start INFORMATION PROVIDED

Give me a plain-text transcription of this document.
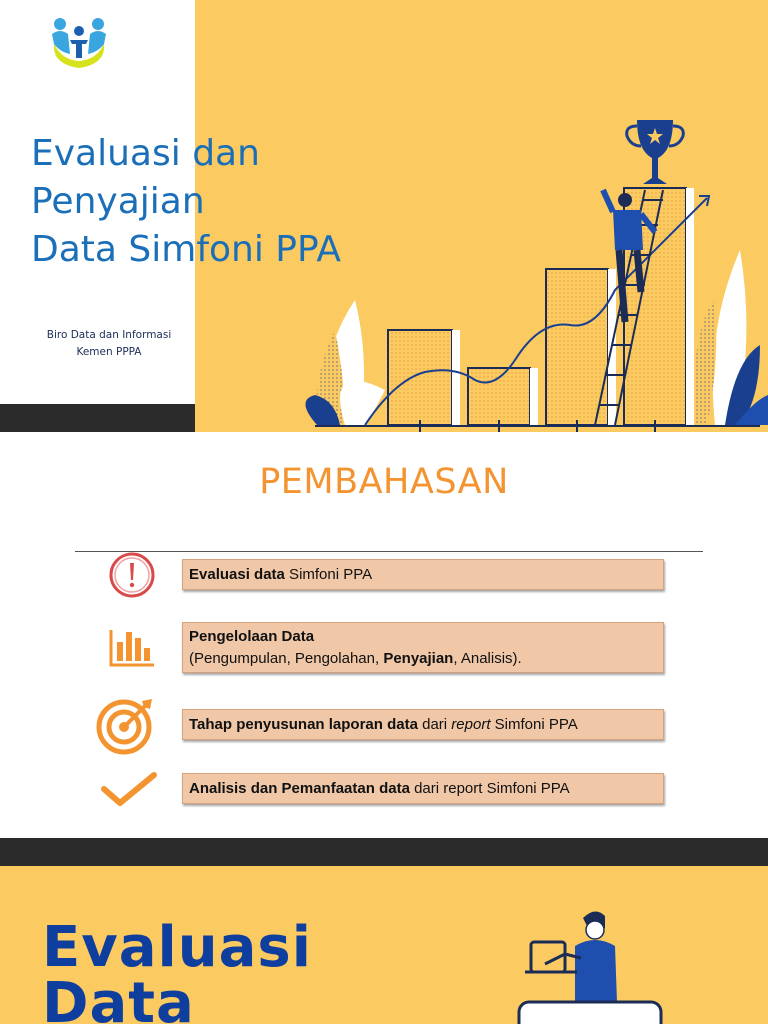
Evaluasi dan
Penyajian
Data Simfoni PPA
Biro Data dan Informasi
Kemen PPPA
PEMBAHASAN
Evaluasi data Simfoni PPA
Pengelolaan Data
(Pengumpulan, Pengolahan, Penyajian, Analisis).
Tahap penyusunan laporan data dari report Simfoni PPA
Analisis dan Pemanfaatan data dari report Simfoni PPA
Evaluasi
Data
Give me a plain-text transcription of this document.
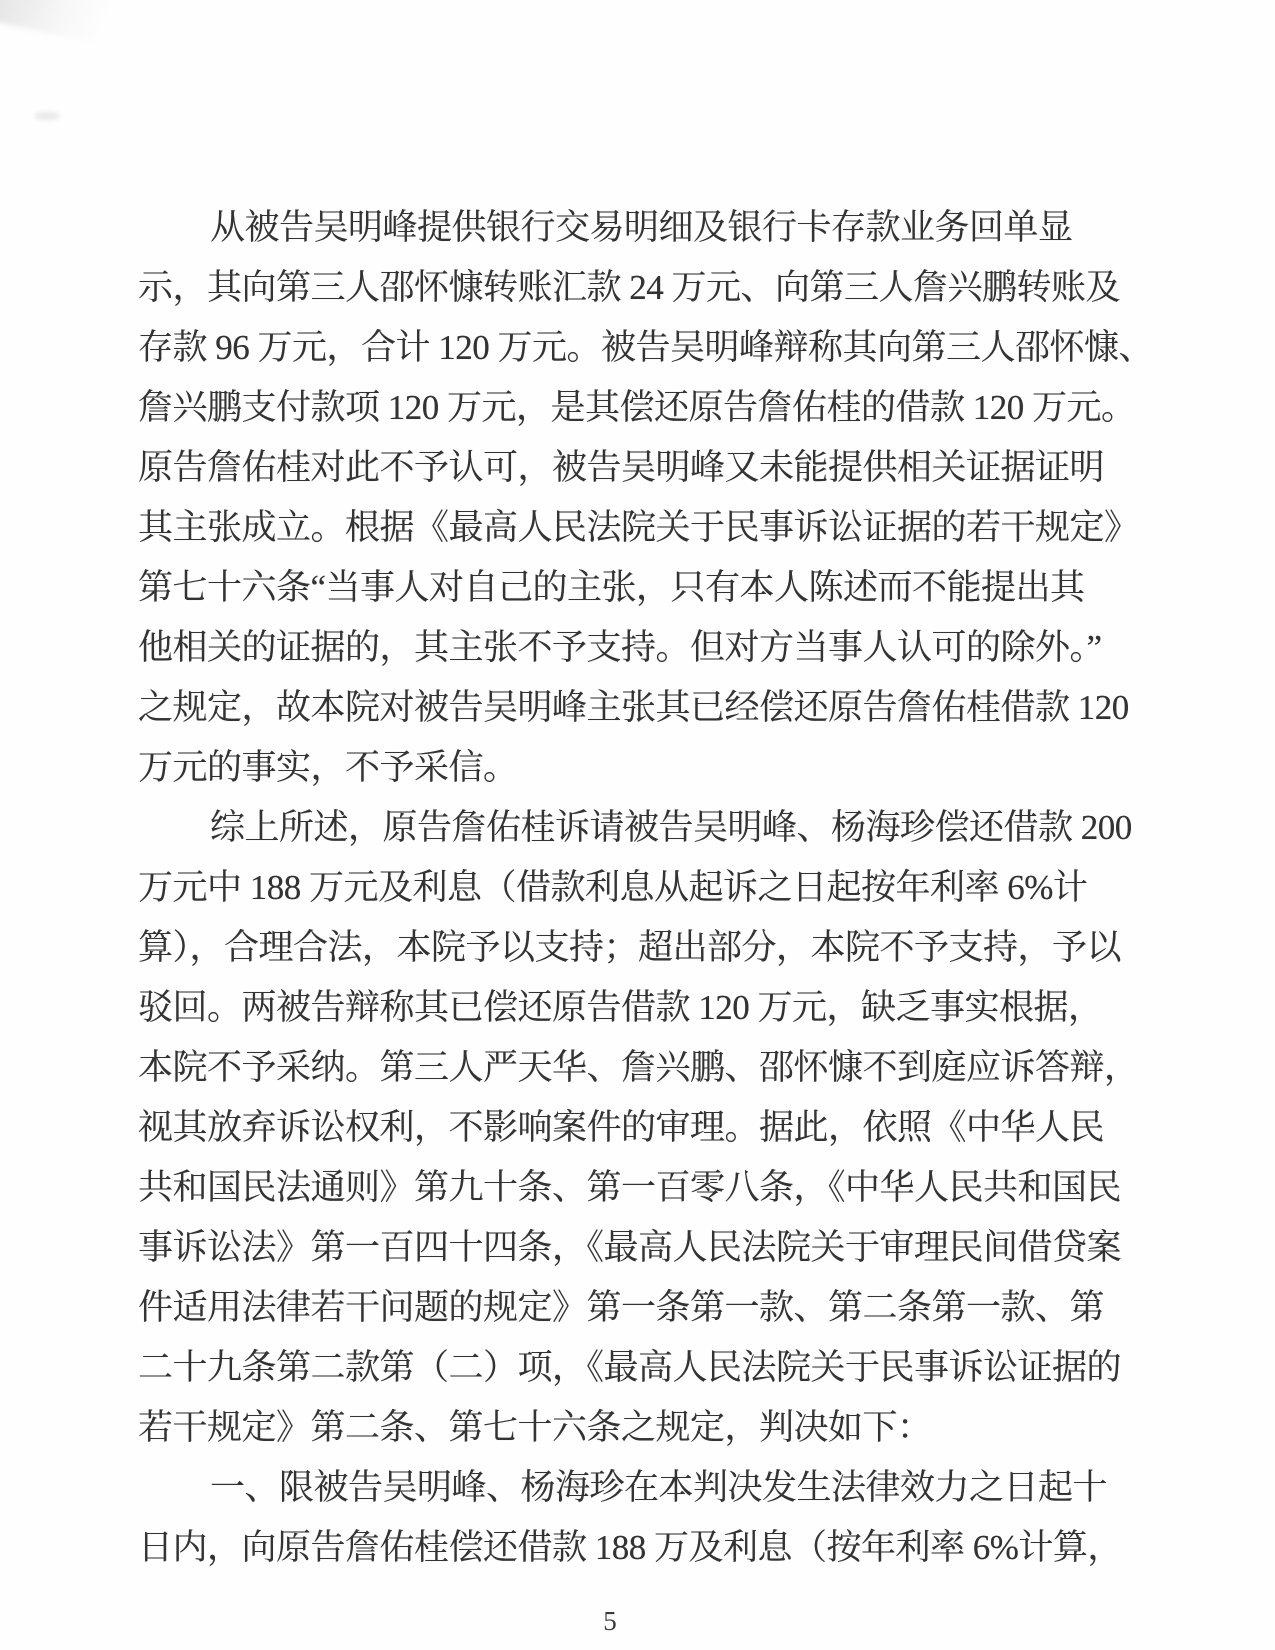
从被告吴明峰提供银行交易明细及银行卡存款业务回单显
示，其向第三人邵怀慷转账汇款 24 万元、向第三人詹兴鹏转账及
存款 96 万元，合计 120 万元。被告吴明峰辩称其向第三人邵怀慷、
詹兴鹏支付款项 120 万元，是其偿还原告詹佑桂的借款 120 万元。
原告詹佑桂对此不予认可，被告吴明峰又未能提供相关证据证明
其主张成立。根据《最高人民法院关于民事诉讼证据的若干规定》
第七十六条“当事人对自己的主张，只有本人陈述而不能提出其
他相关的证据的，其主张不予支持。但对方当事人认可的除外。”
之规定，故本院对被告吴明峰主张其已经偿还原告詹佑桂借款 120
万元的事实，不予采信。
综上所述，原告詹佑桂诉请被告吴明峰、杨海珍偿还借款 200
万元中 188 万元及利息（借款利息从起诉之日起按年利率 6%计
算），合理合法，本院予以支持；超出部分，本院不予支持，予以
驳回。两被告辩称其已偿还原告借款 120 万元，缺乏事实根据，
本院不予采纳。第三人严天华、詹兴鹏、邵怀慷不到庭应诉答辩，
视其放弃诉讼权利，不影响案件的审理。据此，依照《中华人民
共和国民法通则》第九十条、第一百零八条，《中华人民共和国民
事诉讼法》第一百四十四条，《最高人民法院关于审理民间借贷案
件适用法律若干问题的规定》第一条第一款、第二条第一款、第
二十九条第二款第（二）项，《最高人民法院关于民事诉讼证据的
若干规定》第二条、第七十六条之规定，判决如下：
一、限被告吴明峰、杨海珍在本判决发生法律效力之日起十
日内，向原告詹佑桂偿还借款 188 万及利息（按年利率 6%计算，
5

end INFORMATION PROVIDED

__WRITTEN PROBLEM__. State how many lines in the entries above include the word "Analisis"; reply with the number alone.

__RESULT__. 2